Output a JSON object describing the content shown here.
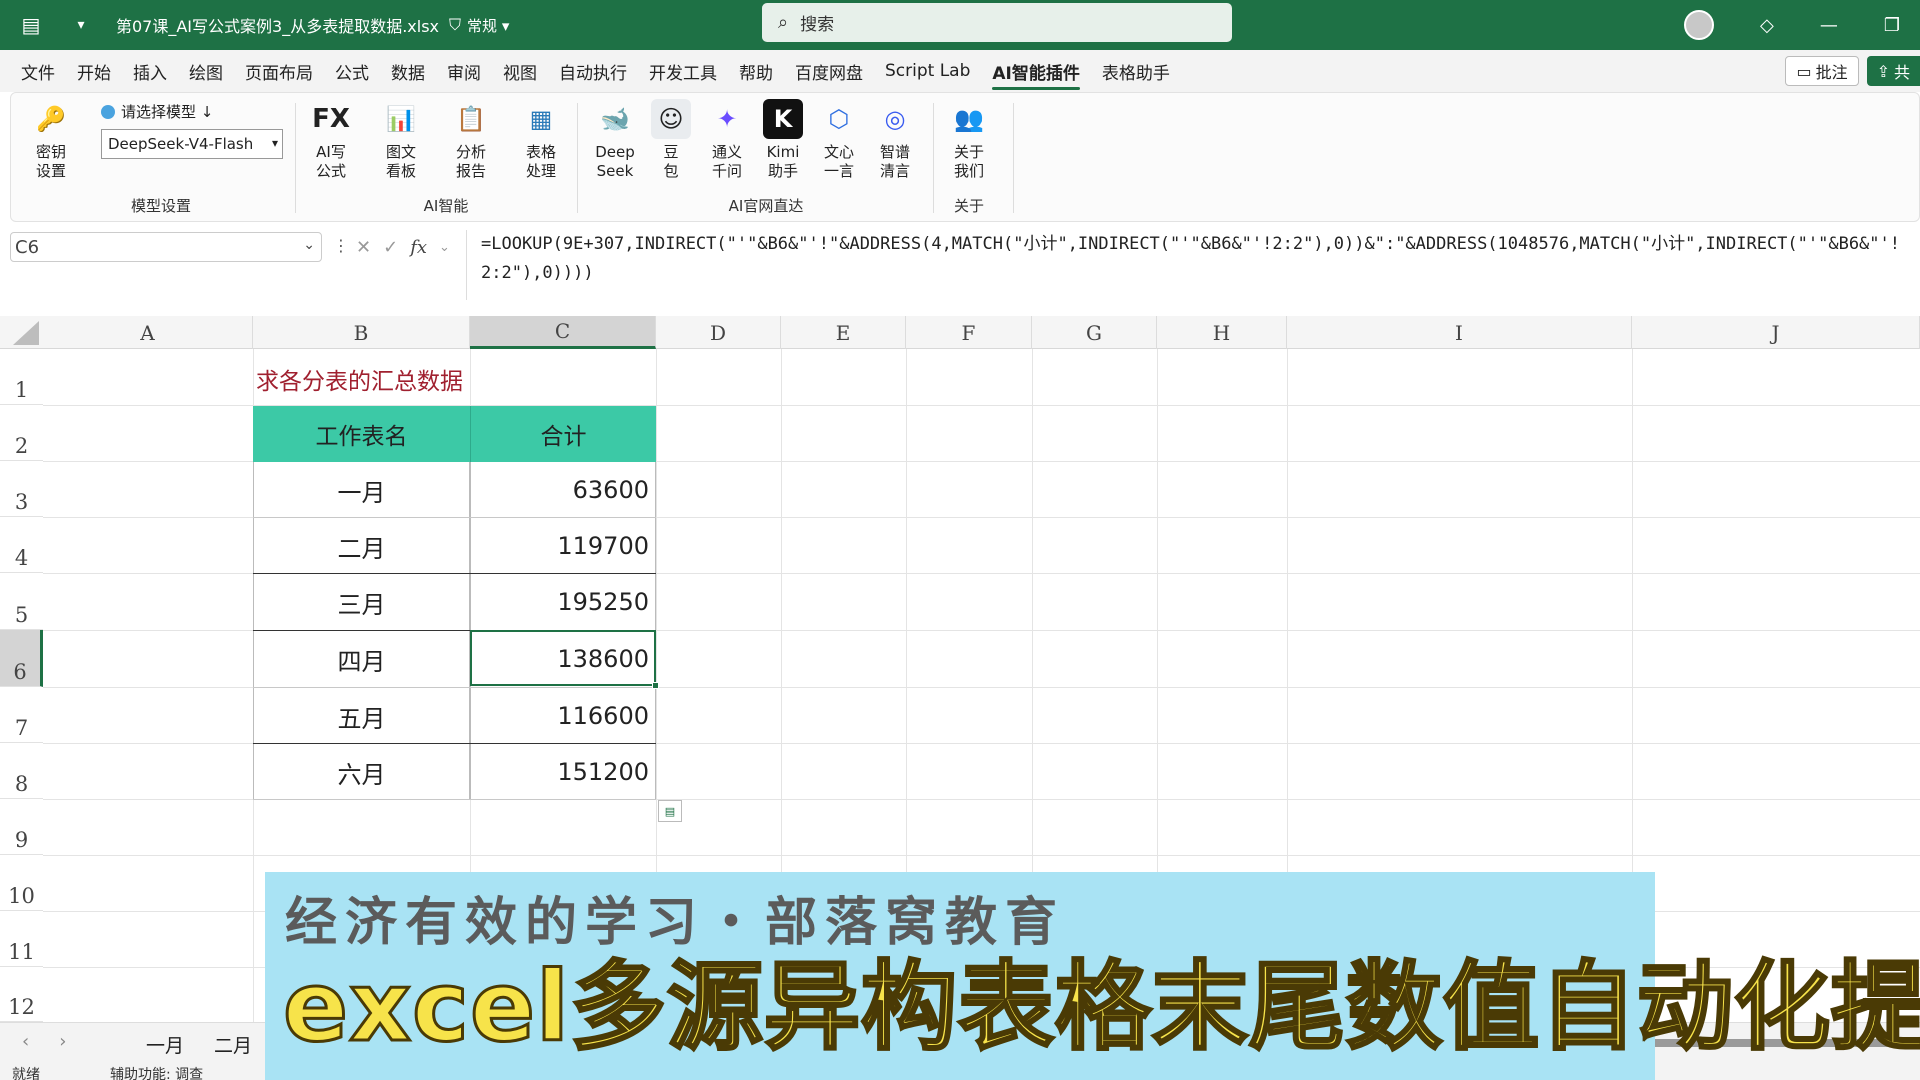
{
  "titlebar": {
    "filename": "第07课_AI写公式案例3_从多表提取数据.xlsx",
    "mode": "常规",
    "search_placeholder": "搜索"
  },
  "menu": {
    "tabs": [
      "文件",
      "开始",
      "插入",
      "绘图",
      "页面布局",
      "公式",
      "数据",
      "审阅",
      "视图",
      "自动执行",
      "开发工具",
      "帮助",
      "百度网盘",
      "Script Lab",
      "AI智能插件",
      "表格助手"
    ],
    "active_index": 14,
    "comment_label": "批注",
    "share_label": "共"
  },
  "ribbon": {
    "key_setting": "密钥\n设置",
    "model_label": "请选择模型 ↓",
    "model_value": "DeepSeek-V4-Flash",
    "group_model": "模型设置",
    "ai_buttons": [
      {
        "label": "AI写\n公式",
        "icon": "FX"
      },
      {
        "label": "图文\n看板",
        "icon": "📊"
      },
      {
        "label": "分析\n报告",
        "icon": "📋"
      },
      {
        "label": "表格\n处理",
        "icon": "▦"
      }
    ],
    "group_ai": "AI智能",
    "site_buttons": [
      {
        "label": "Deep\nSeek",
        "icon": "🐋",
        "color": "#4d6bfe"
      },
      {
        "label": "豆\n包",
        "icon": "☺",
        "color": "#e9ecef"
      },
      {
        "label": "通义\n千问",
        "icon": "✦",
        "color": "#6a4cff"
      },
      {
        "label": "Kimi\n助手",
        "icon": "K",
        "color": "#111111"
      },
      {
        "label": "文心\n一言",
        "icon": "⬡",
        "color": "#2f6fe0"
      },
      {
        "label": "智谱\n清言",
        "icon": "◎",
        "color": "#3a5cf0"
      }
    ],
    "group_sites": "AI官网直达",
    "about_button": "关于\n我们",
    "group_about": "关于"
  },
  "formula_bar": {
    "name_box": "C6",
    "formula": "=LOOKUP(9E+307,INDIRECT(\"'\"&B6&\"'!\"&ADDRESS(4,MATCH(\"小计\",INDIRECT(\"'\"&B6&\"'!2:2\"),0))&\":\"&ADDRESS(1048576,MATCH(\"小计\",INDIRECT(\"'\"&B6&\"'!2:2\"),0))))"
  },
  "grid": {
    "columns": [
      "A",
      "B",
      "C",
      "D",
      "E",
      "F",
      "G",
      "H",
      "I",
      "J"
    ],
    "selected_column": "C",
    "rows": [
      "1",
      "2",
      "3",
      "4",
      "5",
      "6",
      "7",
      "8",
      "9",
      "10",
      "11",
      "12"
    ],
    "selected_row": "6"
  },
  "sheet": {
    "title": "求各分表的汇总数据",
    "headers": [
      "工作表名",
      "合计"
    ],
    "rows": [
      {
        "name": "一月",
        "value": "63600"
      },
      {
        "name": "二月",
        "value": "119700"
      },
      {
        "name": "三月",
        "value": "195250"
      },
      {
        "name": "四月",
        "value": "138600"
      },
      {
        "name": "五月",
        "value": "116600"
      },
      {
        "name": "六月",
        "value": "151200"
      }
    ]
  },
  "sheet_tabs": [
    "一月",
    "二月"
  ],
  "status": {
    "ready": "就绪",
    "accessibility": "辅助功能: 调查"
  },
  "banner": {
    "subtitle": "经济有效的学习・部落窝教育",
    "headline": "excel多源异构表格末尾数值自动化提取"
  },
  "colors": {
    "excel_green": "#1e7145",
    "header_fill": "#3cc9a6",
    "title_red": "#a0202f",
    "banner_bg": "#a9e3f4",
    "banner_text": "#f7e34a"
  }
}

** Short problem **
The entries above are to be returned exactly, without their pictures.

** Result **
Output a JSON object describing the content shown here.
{
  "titlebar": {
    "filename": "第07课_AI写公式案例3_从多表提取数据.xlsx",
    "mode": "常规",
    "search_placeholder": "搜索"
  },
  "menu": {
    "tabs": [
      "文件",
      "开始",
      "插入",
      "绘图",
      "页面布局",
      "公式",
      "数据",
      "审阅",
      "视图",
      "自动执行",
      "开发工具",
      "帮助",
      "百度网盘",
      "Script Lab",
      "AI智能插件",
      "表格助手"
    ],
    "active_index": 14,
    "comment_label": "批注",
    "share_label": "共"
  },
  "ribbon": {
    "key_setting": "密钥\n设置",
    "model_label": "请选择模型 ↓",
    "model_value": "DeepSeek-V4-Flash",
    "group_model": "模型设置",
    "ai_buttons": [
      {
        "label": "AI写\n公式",
        "icon": "FX"
      },
      {
        "label": "图文\n看板",
        "icon": "📊"
      },
      {
        "label": "分析\n报告",
        "icon": "📋"
      },
      {
        "label": "表格\n处理",
        "icon": "▦"
      }
    ],
    "group_ai": "AI智能",
    "site_buttons": [
      {
        "label": "Deep\nSeek",
        "icon": "🐋",
        "color": "#4d6bfe"
      },
      {
        "label": "豆\n包",
        "icon": "☺",
        "color": "#e9ecef"
      },
      {
        "label": "通义\n千问",
        "icon": "✦",
        "color": "#6a4cff"
      },
      {
        "label": "Kimi\n助手",
        "icon": "K",
        "color": "#111111"
      },
      {
        "label": "文心\n一言",
        "icon": "⬡",
        "color": "#2f6fe0"
      },
      {
        "label": "智谱\n清言",
        "icon": "◎",
        "color": "#3a5cf0"
      }
    ],
    "group_sites": "AI官网直达",
    "about_button": "关于\n我们",
    "group_about": "关于"
  },
  "formula_bar": {
    "name_box": "C6",
    "formula": "=LOOKUP(9E+307,INDIRECT(\"'\"&B6&\"'!\"&ADDRESS(4,MATCH(\"小计\",INDIRECT(\"'\"&B6&\"'!2:2\"),0))&\":\"&ADDRESS(1048576,MATCH(\"小计\",INDIRECT(\"'\"&B6&\"'!2:2\"),0))))"
  },
  "grid": {
    "columns": [
      "A",
      "B",
      "C",
      "D",
      "E",
      "F",
      "G",
      "H",
      "I",
      "J"
    ],
    "selected_column": "C",
    "rows": [
      "1",
      "2",
      "3",
      "4",
      "5",
      "6",
      "7",
      "8",
      "9",
      "10",
      "11",
      "12"
    ],
    "selected_row": "6"
  },
  "sheet": {
    "title": "求各分表的汇总数据",
    "headers": [
      "工作表名",
      "合计"
    ],
    "rows": [
      {
        "name": "一月",
        "value": "63600"
      },
      {
        "name": "二月",
        "value": "119700"
      },
      {
        "name": "三月",
        "value": "195250"
      },
      {
        "name": "四月",
        "value": "138600"
      },
      {
        "name": "五月",
        "value": "116600"
      },
      {
        "name": "六月",
        "value": "151200"
      }
    ]
  },
  "sheet_tabs": [
    "一月",
    "二月"
  ],
  "status": {
    "ready": "就绪",
    "accessibility": "辅助功能: 调查"
  },
  "banner": {
    "subtitle": "经济有效的学习・部落窝教育",
    "headline": "excel多源异构表格末尾数值自动化提取"
  },
  "colors": {
    "excel_green": "#1e7145",
    "header_fill": "#3cc9a6",
    "title_red": "#a0202f",
    "banner_bg": "#a9e3f4",
    "banner_text": "#f7e34a"
  }
}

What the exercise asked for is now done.